**REQUEST:** Go through the listing and copy every line word for word.

====== STORED RECORDS ======

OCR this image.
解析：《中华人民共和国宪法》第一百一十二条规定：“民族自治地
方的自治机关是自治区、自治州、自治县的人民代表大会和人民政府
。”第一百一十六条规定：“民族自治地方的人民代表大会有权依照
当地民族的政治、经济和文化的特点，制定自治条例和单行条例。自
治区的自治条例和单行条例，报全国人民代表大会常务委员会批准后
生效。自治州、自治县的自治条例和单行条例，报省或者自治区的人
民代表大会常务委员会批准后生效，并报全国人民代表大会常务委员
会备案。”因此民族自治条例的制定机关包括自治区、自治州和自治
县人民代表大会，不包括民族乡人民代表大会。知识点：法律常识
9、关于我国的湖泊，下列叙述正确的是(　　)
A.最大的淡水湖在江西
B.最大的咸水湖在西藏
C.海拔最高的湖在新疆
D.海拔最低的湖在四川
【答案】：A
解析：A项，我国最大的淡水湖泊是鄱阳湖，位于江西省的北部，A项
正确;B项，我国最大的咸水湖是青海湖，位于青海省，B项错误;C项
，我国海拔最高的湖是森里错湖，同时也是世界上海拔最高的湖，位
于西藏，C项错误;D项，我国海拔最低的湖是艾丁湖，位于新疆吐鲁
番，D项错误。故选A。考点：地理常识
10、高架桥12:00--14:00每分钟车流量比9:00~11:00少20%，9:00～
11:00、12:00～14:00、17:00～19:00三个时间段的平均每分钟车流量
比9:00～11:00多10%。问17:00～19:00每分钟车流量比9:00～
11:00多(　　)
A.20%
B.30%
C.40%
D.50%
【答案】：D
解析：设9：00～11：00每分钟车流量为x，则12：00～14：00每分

======

**ANSWER IN FULL:**
OCR this image.
解析：《中华人民共和国宪法》第一百一十二条规定：“民族自治地
方的自治机关是自治区、自治州、自治县的人民代表大会和人民政府
。”第一百一十六条规定：“民族自治地方的人民代表大会有权依照
当地民族的政治、经济和文化的特点，制定自治条例和单行条例。自
治区的自治条例和单行条例，报全国人民代表大会常务委员会批准后
生效。自治州、自治县的自治条例和单行条例，报省或者自治区的人
民代表大会常务委员会批准后生效，并报全国人民代表大会常务委员
会备案。”因此民族自治条例的制定机关包括自治区、自治州和自治
县人民代表大会，不包括民族乡人民代表大会。知识点：法律常识
9、关于我国的湖泊，下列叙述正确的是(　　)
A.最大的淡水湖在江西
B.最大的咸水湖在西藏
C.海拔最高的湖在新疆
D.海拔最低的湖在四川
【答案】：A
解析：A项，我国最大的淡水湖泊是鄱阳湖，位于江西省的北部，A项
正确;B项，我国最大的咸水湖是青海湖，位于青海省，B项错误;C项
，我国海拔最高的湖是森里错湖，同时也是世界上海拔最高的湖，位
于西藏，C项错误;D项，我国海拔最低的湖是艾丁湖，位于新疆吐鲁
番，D项错误。故选A。考点：地理常识
10、高架桥12:00--14:00每分钟车流量比9:00~11:00少20%，9:00～
11:00、12:00～14:00、17:00～19:00三个时间段的平均每分钟车流量
比9:00～11:00多10%。问17:00～19:00每分钟车流量比9:00～
11:00多(　　)
A.20%
B.30%
C.40%
D.50%
【答案】：D
解析：设9：00～11：00每分钟车流量为x，则12：00～14：00每分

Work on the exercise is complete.